* START THE DATA *

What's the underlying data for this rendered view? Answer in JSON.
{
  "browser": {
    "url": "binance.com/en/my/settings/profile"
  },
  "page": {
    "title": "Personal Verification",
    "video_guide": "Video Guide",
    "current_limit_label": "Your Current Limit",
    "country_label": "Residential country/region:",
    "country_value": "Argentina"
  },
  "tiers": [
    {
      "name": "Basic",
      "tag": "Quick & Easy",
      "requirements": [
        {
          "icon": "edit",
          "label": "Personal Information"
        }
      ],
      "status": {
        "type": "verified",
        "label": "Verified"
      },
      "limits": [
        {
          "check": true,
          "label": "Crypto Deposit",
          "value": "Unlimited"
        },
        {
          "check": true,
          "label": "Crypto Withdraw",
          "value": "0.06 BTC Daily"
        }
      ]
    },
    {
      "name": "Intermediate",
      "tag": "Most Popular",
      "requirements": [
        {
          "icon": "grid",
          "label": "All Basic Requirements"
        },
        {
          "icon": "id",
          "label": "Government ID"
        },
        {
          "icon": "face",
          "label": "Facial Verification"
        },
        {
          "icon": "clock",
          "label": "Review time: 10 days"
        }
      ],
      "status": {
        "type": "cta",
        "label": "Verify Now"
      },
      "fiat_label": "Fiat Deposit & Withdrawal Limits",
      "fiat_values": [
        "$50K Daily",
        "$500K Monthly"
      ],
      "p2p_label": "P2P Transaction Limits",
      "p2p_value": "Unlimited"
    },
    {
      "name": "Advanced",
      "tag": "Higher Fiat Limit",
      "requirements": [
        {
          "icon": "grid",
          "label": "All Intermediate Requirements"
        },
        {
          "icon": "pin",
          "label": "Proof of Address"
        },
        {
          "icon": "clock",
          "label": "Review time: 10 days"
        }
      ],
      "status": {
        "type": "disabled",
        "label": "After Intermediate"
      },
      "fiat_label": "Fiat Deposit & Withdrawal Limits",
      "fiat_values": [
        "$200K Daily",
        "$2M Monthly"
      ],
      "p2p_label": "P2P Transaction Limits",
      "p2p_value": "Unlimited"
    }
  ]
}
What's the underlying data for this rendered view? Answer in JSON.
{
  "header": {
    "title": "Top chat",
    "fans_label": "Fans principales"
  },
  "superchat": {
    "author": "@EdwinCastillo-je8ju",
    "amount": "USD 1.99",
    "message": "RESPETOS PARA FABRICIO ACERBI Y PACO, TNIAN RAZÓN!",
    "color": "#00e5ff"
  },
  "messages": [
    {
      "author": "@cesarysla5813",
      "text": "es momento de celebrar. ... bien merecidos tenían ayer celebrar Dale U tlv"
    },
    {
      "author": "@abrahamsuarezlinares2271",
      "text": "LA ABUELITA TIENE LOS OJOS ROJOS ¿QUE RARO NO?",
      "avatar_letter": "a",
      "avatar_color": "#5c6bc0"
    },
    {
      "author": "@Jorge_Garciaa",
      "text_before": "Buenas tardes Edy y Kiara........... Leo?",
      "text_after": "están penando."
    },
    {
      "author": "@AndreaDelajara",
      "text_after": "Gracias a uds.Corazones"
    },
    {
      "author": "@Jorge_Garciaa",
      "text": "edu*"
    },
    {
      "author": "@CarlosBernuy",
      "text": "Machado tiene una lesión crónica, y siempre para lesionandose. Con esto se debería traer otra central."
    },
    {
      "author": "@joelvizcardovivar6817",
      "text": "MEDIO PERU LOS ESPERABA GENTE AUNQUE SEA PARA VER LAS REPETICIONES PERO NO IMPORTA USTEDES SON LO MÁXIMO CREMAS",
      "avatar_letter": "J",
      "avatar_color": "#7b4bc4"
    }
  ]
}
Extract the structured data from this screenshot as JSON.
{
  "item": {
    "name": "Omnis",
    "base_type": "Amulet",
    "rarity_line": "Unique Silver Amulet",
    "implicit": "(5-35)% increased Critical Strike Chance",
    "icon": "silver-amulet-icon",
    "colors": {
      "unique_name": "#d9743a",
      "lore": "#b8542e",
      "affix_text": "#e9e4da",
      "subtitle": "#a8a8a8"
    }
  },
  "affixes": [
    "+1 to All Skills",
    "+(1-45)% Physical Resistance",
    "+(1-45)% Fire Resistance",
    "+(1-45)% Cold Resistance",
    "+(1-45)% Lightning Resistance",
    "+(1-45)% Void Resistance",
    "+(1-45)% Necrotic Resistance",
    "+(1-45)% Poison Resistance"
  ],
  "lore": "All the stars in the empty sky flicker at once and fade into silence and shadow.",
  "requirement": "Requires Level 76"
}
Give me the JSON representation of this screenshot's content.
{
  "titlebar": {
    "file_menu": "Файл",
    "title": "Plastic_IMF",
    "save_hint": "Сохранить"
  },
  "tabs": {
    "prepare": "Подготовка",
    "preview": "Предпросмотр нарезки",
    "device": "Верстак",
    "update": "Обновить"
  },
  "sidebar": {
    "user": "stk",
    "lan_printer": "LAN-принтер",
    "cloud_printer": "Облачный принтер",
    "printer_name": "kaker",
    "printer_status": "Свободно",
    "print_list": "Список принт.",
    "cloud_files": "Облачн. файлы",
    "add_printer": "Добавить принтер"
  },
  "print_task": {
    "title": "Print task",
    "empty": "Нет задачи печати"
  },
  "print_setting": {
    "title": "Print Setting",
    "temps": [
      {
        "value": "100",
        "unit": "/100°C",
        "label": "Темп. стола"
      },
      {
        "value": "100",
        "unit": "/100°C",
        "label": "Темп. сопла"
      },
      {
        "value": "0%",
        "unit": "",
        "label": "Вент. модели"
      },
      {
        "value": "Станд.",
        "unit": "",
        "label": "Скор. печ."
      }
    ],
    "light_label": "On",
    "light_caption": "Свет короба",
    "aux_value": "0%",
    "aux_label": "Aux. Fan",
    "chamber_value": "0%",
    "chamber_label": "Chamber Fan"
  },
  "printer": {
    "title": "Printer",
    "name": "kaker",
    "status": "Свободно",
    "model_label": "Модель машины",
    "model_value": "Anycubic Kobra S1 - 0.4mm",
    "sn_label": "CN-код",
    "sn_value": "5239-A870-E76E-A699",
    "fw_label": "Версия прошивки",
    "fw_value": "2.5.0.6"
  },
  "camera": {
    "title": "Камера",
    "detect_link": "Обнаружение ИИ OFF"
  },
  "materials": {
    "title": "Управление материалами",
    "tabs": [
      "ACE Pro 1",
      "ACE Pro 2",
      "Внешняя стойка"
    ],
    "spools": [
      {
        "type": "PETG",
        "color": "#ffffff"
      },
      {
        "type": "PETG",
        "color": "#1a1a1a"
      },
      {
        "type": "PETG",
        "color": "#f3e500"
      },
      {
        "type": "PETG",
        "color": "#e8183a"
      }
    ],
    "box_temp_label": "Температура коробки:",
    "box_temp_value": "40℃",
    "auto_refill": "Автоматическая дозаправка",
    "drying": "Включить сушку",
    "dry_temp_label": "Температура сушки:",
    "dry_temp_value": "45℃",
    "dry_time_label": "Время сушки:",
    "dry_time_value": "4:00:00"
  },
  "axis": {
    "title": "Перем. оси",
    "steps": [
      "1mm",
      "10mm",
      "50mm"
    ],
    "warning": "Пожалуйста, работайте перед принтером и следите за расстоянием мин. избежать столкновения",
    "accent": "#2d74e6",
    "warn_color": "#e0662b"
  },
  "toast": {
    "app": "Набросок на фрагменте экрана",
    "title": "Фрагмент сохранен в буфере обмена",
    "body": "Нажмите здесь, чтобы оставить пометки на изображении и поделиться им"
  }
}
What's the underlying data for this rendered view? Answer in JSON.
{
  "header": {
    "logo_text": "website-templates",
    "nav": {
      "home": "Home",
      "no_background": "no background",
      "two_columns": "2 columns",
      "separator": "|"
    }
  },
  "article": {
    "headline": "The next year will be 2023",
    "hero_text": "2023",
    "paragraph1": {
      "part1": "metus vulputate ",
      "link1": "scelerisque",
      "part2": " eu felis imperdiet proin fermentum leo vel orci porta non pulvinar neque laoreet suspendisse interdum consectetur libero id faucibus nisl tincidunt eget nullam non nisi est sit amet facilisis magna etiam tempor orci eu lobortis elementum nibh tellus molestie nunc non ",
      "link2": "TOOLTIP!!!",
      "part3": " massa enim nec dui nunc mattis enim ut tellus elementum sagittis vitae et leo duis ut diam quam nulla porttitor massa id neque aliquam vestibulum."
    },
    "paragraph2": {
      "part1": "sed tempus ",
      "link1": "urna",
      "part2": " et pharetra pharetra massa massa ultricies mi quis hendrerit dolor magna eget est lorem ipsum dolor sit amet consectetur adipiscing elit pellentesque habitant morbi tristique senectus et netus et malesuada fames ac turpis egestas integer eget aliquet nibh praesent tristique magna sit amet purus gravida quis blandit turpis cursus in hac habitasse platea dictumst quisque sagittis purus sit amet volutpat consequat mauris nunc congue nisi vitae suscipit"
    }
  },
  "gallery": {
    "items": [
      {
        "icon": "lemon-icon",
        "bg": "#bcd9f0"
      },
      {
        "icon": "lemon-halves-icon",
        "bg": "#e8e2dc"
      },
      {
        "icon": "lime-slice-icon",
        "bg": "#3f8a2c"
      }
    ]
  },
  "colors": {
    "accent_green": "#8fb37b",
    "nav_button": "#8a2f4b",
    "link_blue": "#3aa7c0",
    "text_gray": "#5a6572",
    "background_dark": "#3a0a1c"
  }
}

* END THE DATA *

■ DESCRIPTION OF THE TASK ■
Copy out each line in the preceding records that contains "Daily".

■ FULL SOLUTION ■
          "value": "0.06 BTC Daily"
        "$50K Daily",
        "$200K Daily",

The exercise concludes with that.